Job:
The records should be repeated word for word, pictures excluded.

'''

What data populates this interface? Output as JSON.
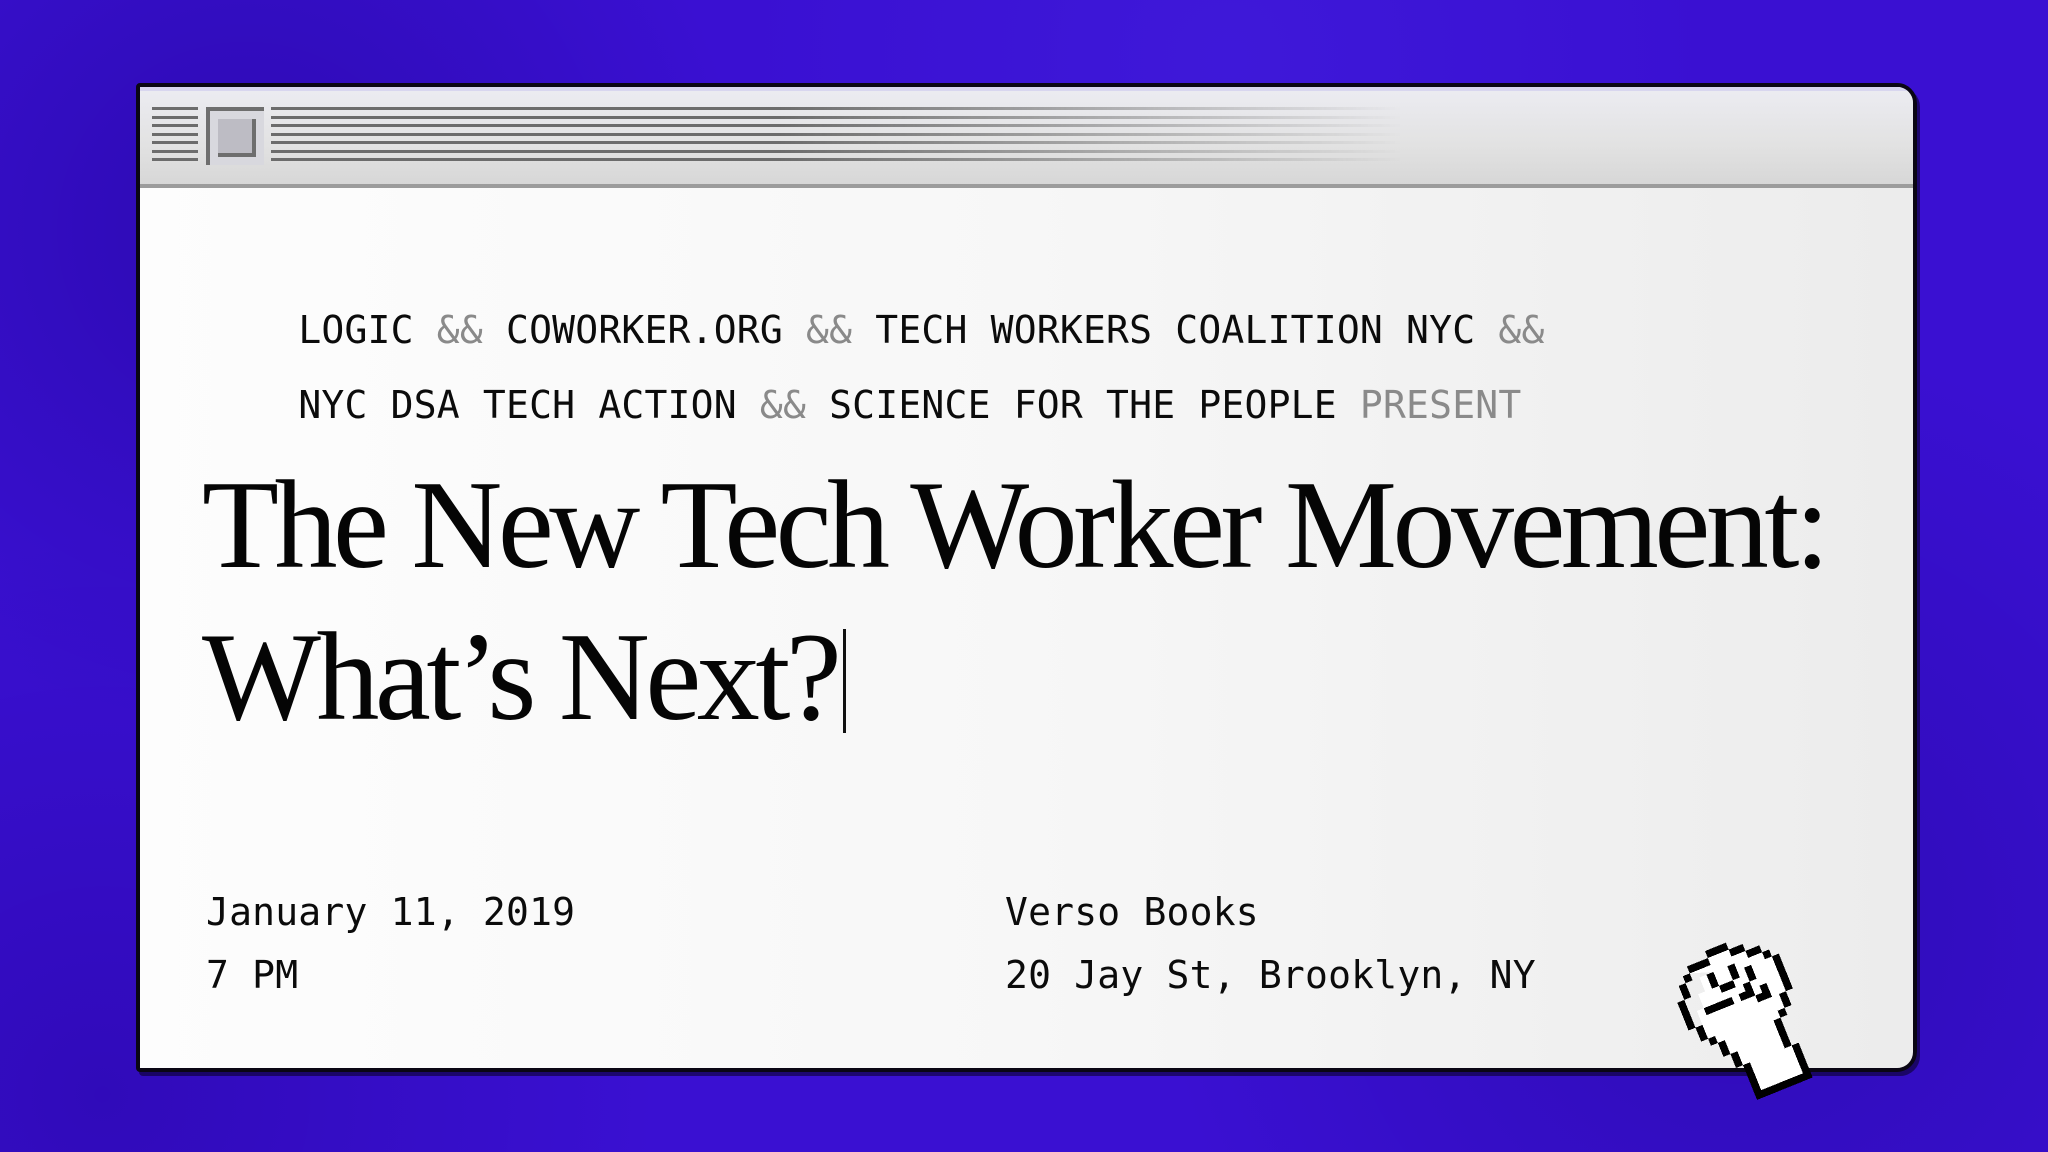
{
  "window": {
    "title_bar": {
      "grip_icon": "title-bar-grip",
      "close_box_icon": "close-box"
    }
  },
  "presenters": {
    "line1": [
      {
        "text": "LOGIC",
        "dim": false
      },
      {
        "text": " && ",
        "dim": true
      },
      {
        "text": "COWORKER.ORG",
        "dim": false
      },
      {
        "text": " && ",
        "dim": true
      },
      {
        "text": "TECH WORKERS COALITION NYC",
        "dim": false
      },
      {
        "text": " &&",
        "dim": true
      }
    ],
    "line2": [
      {
        "text": "NYC DSA TECH ACTION",
        "dim": false
      },
      {
        "text": " && ",
        "dim": true
      },
      {
        "text": "SCIENCE FOR THE PEOPLE",
        "dim": false
      },
      {
        "text": " PRESENT",
        "dim": true
      }
    ]
  },
  "event": {
    "title_line1": "The New Tech Worker Movement:",
    "title_line2": "What’s Next?",
    "date": "January 11, 2019",
    "time": "7 PM",
    "venue": "Verso Books",
    "address": "20 Jay St, Brooklyn, NY"
  },
  "cursor": {
    "icon": "raised-fist-cursor"
  },
  "colors": {
    "background": "#3a10d2",
    "text": "#0b0b0b",
    "separator": "#8a8a8a"
  }
}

'''

The completed task:
What data populates this interface? Output as JSON.
{
  "window": {
    "title_bar": {
      "grip_icon": "title-bar-grip",
      "close_box_icon": "close-box"
    }
  },
  "presenters": {
    "line1": [
      {
        "text": "LOGIC",
        "dim": false
      },
      {
        "text": " && ",
        "dim": true
      },
      {
        "text": "COWORKER.ORG",
        "dim": false
      },
      {
        "text": " && ",
        "dim": true
      },
      {
        "text": "TECH WORKERS COALITION NYC",
        "dim": false
      },
      {
        "text": " &&",
        "dim": true
      }
    ],
    "line2": [
      {
        "text": "NYC DSA TECH ACTION",
        "dim": false
      },
      {
        "text": " && ",
        "dim": true
      },
      {
        "text": "SCIENCE FOR THE PEOPLE",
        "dim": false
      },
      {
        "text": " PRESENT",
        "dim": true
      }
    ]
  },
  "event": {
    "title_line1": "The New Tech Worker Movement:",
    "title_line2": "What’s Next?",
    "date": "January 11, 2019",
    "time": "7 PM",
    "venue": "Verso Books",
    "address": "20 Jay St, Brooklyn, NY"
  },
  "cursor": {
    "icon": "raised-fist-cursor"
  },
  "colors": {
    "background": "#3a10d2",
    "text": "#0b0b0b",
    "separator": "#8a8a8a"
  }
}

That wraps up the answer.